[Saved entries]
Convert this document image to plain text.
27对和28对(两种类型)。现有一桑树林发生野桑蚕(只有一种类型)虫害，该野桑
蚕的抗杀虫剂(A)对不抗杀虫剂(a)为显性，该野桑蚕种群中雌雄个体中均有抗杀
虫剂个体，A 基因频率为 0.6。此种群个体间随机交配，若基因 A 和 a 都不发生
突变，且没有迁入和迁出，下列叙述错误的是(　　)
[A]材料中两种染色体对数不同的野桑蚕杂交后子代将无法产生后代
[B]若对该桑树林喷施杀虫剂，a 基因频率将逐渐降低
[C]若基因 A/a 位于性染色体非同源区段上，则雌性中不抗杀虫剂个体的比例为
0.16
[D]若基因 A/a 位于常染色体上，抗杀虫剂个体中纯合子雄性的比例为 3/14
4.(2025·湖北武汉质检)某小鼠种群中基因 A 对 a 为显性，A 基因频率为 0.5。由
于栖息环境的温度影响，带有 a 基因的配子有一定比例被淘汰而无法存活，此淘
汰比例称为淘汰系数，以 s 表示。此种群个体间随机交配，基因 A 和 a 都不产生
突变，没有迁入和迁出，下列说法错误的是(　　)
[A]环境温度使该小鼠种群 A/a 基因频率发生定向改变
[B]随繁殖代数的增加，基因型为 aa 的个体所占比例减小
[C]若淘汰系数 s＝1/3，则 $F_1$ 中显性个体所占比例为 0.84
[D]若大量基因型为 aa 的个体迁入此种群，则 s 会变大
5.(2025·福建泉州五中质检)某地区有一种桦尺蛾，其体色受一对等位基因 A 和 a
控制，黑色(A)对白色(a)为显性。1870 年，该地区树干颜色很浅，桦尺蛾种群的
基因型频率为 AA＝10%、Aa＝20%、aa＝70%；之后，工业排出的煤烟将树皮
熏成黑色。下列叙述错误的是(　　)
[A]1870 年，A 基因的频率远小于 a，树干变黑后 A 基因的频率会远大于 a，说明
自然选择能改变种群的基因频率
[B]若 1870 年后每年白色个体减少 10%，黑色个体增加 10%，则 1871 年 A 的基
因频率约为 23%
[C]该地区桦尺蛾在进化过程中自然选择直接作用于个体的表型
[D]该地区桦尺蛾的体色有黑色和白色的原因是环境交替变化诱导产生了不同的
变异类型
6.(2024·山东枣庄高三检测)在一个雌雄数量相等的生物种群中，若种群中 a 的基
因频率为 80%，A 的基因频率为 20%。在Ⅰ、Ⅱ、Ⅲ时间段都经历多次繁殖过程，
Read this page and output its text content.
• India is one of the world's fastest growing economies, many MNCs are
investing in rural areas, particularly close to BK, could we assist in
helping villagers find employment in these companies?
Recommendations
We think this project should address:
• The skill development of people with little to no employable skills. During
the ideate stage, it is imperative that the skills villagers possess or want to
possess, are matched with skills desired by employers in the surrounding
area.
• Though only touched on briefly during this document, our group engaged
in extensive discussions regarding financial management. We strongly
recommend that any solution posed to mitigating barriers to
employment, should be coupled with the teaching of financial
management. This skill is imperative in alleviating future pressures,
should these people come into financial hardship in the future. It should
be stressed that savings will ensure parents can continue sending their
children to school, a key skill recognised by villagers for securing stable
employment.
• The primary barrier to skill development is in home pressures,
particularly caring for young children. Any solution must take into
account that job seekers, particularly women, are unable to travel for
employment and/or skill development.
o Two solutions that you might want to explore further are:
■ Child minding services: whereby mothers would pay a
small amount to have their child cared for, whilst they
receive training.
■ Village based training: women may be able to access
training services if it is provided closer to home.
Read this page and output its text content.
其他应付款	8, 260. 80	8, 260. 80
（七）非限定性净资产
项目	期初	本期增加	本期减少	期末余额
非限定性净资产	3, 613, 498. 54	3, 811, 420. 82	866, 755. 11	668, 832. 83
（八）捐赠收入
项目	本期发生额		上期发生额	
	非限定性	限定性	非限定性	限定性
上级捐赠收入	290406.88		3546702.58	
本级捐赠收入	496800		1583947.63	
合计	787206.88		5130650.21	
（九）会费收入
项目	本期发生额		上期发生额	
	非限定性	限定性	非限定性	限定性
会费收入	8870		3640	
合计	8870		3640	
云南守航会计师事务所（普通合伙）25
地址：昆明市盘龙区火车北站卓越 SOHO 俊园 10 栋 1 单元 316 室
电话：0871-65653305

### Stated exercise
Word for word, quote all of the data above.

### Worked solution
Convert this document image to plain text.
27对和28对(两种类型)。现有一桑树林发生野桑蚕(只有一种类型)虫害，该野桑
蚕的抗杀虫剂(A)对不抗杀虫剂(a)为显性，该野桑蚕种群中雌雄个体中均有抗杀
虫剂个体，A 基因频率为 0.6。此种群个体间随机交配，若基因 A 和 a 都不发生
突变，且没有迁入和迁出，下列叙述错误的是(　　)
[A]材料中两种染色体对数不同的野桑蚕杂交后子代将无法产生后代
[B]若对该桑树林喷施杀虫剂，a 基因频率将逐渐降低
[C]若基因 A/a 位于性染色体非同源区段上，则雌性中不抗杀虫剂个体的比例为
0.16
[D]若基因 A/a 位于常染色体上，抗杀虫剂个体中纯合子雄性的比例为 3/14
4.(2025·湖北武汉质检)某小鼠种群中基因 A 对 a 为显性，A 基因频率为 0.5。由
于栖息环境的温度影响，带有 a 基因的配子有一定比例被淘汰而无法存活，此淘
汰比例称为淘汰系数，以 s 表示。此种群个体间随机交配，基因 A 和 a 都不产生
突变，没有迁入和迁出，下列说法错误的是(　　)
[A]环境温度使该小鼠种群 A/a 基因频率发生定向改变
[B]随繁殖代数的增加，基因型为 aa 的个体所占比例减小
[C]若淘汰系数 s＝1/3，则 $F_1$ 中显性个体所占比例为 0.84
[D]若大量基因型为 aa 的个体迁入此种群，则 s 会变大
5.(2025·福建泉州五中质检)某地区有一种桦尺蛾，其体色受一对等位基因 A 和 a
控制，黑色(A)对白色(a)为显性。1870 年，该地区树干颜色很浅，桦尺蛾种群的
基因型频率为 AA＝10%、Aa＝20%、aa＝70%；之后，工业排出的煤烟将树皮
熏成黑色。下列叙述错误的是(　　)
[A]1870 年，A 基因的频率远小于 a，树干变黑后 A 基因的频率会远大于 a，说明
自然选择能改变种群的基因频率
[B]若 1870 年后每年白色个体减少 10%，黑色个体增加 10%，则 1871 年 A 的基
因频率约为 23%
[C]该地区桦尺蛾在进化过程中自然选择直接作用于个体的表型
[D]该地区桦尺蛾的体色有黑色和白色的原因是环境交替变化诱导产生了不同的
变异类型
6.(2024·山东枣庄高三检测)在一个雌雄数量相等的生物种群中，若种群中 a 的基
因频率为 80%，A 的基因频率为 20%。在Ⅰ、Ⅱ、Ⅲ时间段都经历多次繁殖过程，
Read this page and output its text content.
• India is one of the world's fastest growing economies, many MNCs are
investing in rural areas, particularly close to BK, could we assist in
helping villagers find employment in these companies?
Recommendations
We think this project should address:
• The skill development of people with little to no employable skills. During
the ideate stage, it is imperative that the skills villagers possess or want to
possess, are matched with skills desired by employers in the surrounding
area.
• Though only touched on briefly during this document, our group engaged
in extensive discussions regarding financial management. We strongly
recommend that any solution posed to mitigating barriers to
employment, should be coupled with the teaching of financial
management. This skill is imperative in alleviating future pressures,
should these people come into financial hardship in the future. It should
be stressed that savings will ensure parents can continue sending their
children to school, a key skill recognised by villagers for securing stable
employment.
• The primary barrier to skill development is in home pressures,
particularly caring for young children. Any solution must take into
account that job seekers, particularly women, are unable to travel for
employment and/or skill development.
o Two solutions that you might want to explore further are:
■ Child minding services: whereby mothers would pay a
small amount to have their child cared for, whilst they
receive training.
■ Village based training: women may be able to access
training services if it is provided closer to home.
Read this page and output its text content.
其他应付款	8, 260. 80	8, 260. 80
（七）非限定性净资产
项目	期初	本期增加	本期减少	期末余额
非限定性净资产	3, 613, 498. 54	3, 811, 420. 82	866, 755. 11	668, 832. 83
（八）捐赠收入
项目	本期发生额		上期发生额	
	非限定性	限定性	非限定性	限定性
上级捐赠收入	290406.88		3546702.58	
本级捐赠收入	496800		1583947.63	
合计	787206.88		5130650.21	
（九）会费收入
项目	本期发生额		上期发生额	
	非限定性	限定性	非限定性	限定性
会费收入	8870		3640	
合计	8870		3640	
云南守航会计师事务所（普通合伙）25
地址：昆明市盘龙区火车北站卓越 SOHO 俊园 10 栋 1 单元 316 室
电话：0871-65653305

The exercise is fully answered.